> Goal: The records below need retyping in full; give them again exactly.

== Entries provided ==

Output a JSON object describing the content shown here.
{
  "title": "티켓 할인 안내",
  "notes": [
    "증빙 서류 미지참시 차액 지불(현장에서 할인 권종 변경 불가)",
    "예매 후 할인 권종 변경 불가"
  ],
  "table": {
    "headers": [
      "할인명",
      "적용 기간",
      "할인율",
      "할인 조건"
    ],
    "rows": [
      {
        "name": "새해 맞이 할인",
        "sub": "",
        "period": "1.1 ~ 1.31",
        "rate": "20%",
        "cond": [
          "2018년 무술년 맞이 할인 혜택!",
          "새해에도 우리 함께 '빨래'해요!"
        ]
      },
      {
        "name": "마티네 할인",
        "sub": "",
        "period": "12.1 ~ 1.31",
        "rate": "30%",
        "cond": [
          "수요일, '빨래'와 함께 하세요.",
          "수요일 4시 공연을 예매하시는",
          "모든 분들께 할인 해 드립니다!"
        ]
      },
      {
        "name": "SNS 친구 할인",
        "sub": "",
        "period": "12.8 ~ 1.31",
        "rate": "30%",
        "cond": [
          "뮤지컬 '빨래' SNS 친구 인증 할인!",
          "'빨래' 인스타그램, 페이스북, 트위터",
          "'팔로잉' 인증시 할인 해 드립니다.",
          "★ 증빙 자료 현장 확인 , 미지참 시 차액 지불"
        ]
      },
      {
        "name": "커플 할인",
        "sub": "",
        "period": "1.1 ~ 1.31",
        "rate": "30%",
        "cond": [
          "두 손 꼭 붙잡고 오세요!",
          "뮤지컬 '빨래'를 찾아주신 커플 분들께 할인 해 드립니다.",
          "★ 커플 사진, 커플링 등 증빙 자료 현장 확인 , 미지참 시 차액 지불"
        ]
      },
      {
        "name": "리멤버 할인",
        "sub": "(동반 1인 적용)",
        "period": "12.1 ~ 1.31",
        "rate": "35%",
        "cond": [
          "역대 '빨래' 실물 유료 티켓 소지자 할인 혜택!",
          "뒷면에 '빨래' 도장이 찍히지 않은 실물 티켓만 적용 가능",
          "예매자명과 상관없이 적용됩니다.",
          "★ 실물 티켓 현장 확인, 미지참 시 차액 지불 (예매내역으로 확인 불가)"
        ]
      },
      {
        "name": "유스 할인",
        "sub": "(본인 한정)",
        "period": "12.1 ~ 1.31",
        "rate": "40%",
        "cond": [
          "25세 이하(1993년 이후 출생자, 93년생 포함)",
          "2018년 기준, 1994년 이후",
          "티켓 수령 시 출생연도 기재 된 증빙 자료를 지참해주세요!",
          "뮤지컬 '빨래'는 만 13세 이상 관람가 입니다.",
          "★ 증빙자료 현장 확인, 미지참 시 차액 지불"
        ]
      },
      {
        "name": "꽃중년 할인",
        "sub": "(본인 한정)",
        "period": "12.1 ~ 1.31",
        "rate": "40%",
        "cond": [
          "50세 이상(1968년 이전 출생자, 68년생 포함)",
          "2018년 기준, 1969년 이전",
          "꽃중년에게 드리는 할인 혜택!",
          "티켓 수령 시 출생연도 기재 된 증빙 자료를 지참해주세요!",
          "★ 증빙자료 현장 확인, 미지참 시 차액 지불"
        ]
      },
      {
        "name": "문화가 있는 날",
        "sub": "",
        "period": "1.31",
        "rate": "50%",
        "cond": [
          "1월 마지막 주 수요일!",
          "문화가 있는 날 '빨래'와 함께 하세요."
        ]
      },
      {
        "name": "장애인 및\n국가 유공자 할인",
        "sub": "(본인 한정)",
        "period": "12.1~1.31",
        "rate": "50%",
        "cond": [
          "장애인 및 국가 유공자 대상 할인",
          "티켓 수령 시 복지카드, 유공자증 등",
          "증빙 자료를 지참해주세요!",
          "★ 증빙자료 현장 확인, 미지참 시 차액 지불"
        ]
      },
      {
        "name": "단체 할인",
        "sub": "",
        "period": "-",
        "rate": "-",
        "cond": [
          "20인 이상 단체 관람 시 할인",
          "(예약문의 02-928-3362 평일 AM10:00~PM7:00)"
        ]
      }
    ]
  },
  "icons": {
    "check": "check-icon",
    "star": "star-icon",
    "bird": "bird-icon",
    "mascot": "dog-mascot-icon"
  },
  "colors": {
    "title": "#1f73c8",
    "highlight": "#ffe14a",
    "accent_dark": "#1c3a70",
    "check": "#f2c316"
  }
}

===

> Output below:
Output a JSON object describing the content shown here.
{
  "title": "티켓 할인 안내",
  "notes": [
    "증빙 서류 미지참시 차액 지불(현장에서 할인 권종 변경 불가)",
    "예매 후 할인 권종 변경 불가"
  ],
  "table": {
    "headers": [
      "할인명",
      "적용 기간",
      "할인율",
      "할인 조건"
    ],
    "rows": [
      {
        "name": "새해 맞이 할인",
        "sub": "",
        "period": "1.1 ~ 1.31",
        "rate": "20%",
        "cond": [
          "2018년 무술년 맞이 할인 혜택!",
          "새해에도 우리 함께 '빨래'해요!"
        ]
      },
      {
        "name": "마티네 할인",
        "sub": "",
        "period": "12.1 ~ 1.31",
        "rate": "30%",
        "cond": [
          "수요일, '빨래'와 함께 하세요.",
          "수요일 4시 공연을 예매하시는",
          "모든 분들께 할인 해 드립니다!"
        ]
      },
      {
        "name": "SNS 친구 할인",
        "sub": "",
        "period": "12.8 ~ 1.31",
        "rate": "30%",
        "cond": [
          "뮤지컬 '빨래' SNS 친구 인증 할인!",
          "'빨래' 인스타그램, 페이스북, 트위터",
          "'팔로잉' 인증시 할인 해 드립니다.",
          "★ 증빙 자료 현장 확인 , 미지참 시 차액 지불"
        ]
      },
      {
        "name": "커플 할인",
        "sub": "",
        "period": "1.1 ~ 1.31",
        "rate": "30%",
        "cond": [
          "두 손 꼭 붙잡고 오세요!",
          "뮤지컬 '빨래'를 찾아주신 커플 분들께 할인 해 드립니다.",
          "★ 커플 사진, 커플링 등 증빙 자료 현장 확인 , 미지참 시 차액 지불"
        ]
      },
      {
        "name": "리멤버 할인",
        "sub": "(동반 1인 적용)",
        "period": "12.1 ~ 1.31",
        "rate": "35%",
        "cond": [
          "역대 '빨래' 실물 유료 티켓 소지자 할인 혜택!",
          "뒷면에 '빨래' 도장이 찍히지 않은 실물 티켓만 적용 가능",
          "예매자명과 상관없이 적용됩니다.",
          "★ 실물 티켓 현장 확인, 미지참 시 차액 지불 (예매내역으로 확인 불가)"
        ]
      },
      {
        "name": "유스 할인",
        "sub": "(본인 한정)",
        "period": "12.1 ~ 1.31",
        "rate": "40%",
        "cond": [
          "25세 이하(1993년 이후 출생자, 93년생 포함)",
          "2018년 기준, 1994년 이후",
          "티켓 수령 시 출생연도 기재 된 증빙 자료를 지참해주세요!",
          "뮤지컬 '빨래'는 만 13세 이상 관람가 입니다.",
          "★ 증빙자료 현장 확인, 미지참 시 차액 지불"
        ]
      },
      {
        "name": "꽃중년 할인",
        "sub": "(본인 한정)",
        "period": "12.1 ~ 1.31",
        "rate": "40%",
        "cond": [
          "50세 이상(1968년 이전 출생자, 68년생 포함)",
          "2018년 기준, 1969년 이전",
          "꽃중년에게 드리는 할인 혜택!",
          "티켓 수령 시 출생연도 기재 된 증빙 자료를 지참해주세요!",
          "★ 증빙자료 현장 확인, 미지참 시 차액 지불"
        ]
      },
      {
        "name": "문화가 있는 날",
        "sub": "",
        "period": "1.31",
        "rate": "50%",
        "cond": [
          "1월 마지막 주 수요일!",
          "문화가 있는 날 '빨래'와 함께 하세요."
        ]
      },
      {
        "name": "장애인 및\n국가 유공자 할인",
        "sub": "(본인 한정)",
        "period": "12.1~1.31",
        "rate": "50%",
        "cond": [
          "장애인 및 국가 유공자 대상 할인",
          "티켓 수령 시 복지카드, 유공자증 등",
          "증빙 자료를 지참해주세요!",
          "★ 증빙자료 현장 확인, 미지참 시 차액 지불"
        ]
      },
      {
        "name": "단체 할인",
        "sub": "",
        "period": "-",
        "rate": "-",
        "cond": [
          "20인 이상 단체 관람 시 할인",
          "(예약문의 02-928-3362 평일 AM10:00~PM7:00)"
        ]
      }
    ]
  },
  "icons": {
    "check": "check-icon",
    "star": "star-icon",
    "bird": "bird-icon",
    "mascot": "dog-mascot-icon"
  },
  "colors": {
    "title": "#1f73c8",
    "highlight": "#ffe14a",
    "accent_dark": "#1c3a70",
    "check": "#f2c316"
  }
}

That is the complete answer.